(Records contained in a dataset)
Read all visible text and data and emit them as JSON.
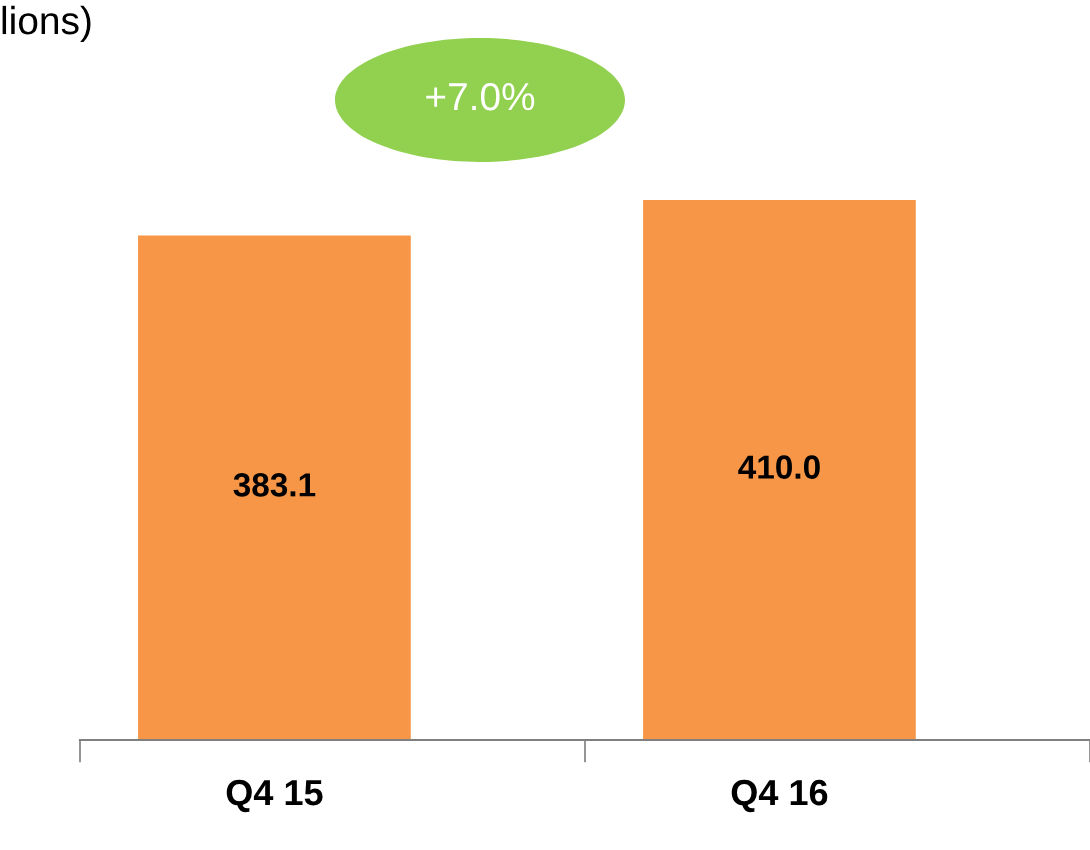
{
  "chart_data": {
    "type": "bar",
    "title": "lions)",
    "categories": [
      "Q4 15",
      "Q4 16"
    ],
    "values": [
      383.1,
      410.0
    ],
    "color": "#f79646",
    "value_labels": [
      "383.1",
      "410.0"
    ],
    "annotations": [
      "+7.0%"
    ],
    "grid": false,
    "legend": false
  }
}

_Exercise_
Every record above should be transcribed exactly; the pictures stay out of the copy.

_Answer_
Read all visible text and data and emit them as JSON.
{
  "chart_data": {
    "type": "bar",
    "title": "lions)",
    "categories": [
      "Q4 15",
      "Q4 16"
    ],
    "values": [
      383.1,
      410.0
    ],
    "color": "#f79646",
    "value_labels": [
      "383.1",
      "410.0"
    ],
    "annotations": [
      "+7.0%"
    ],
    "grid": false,
    "legend": false
  }
}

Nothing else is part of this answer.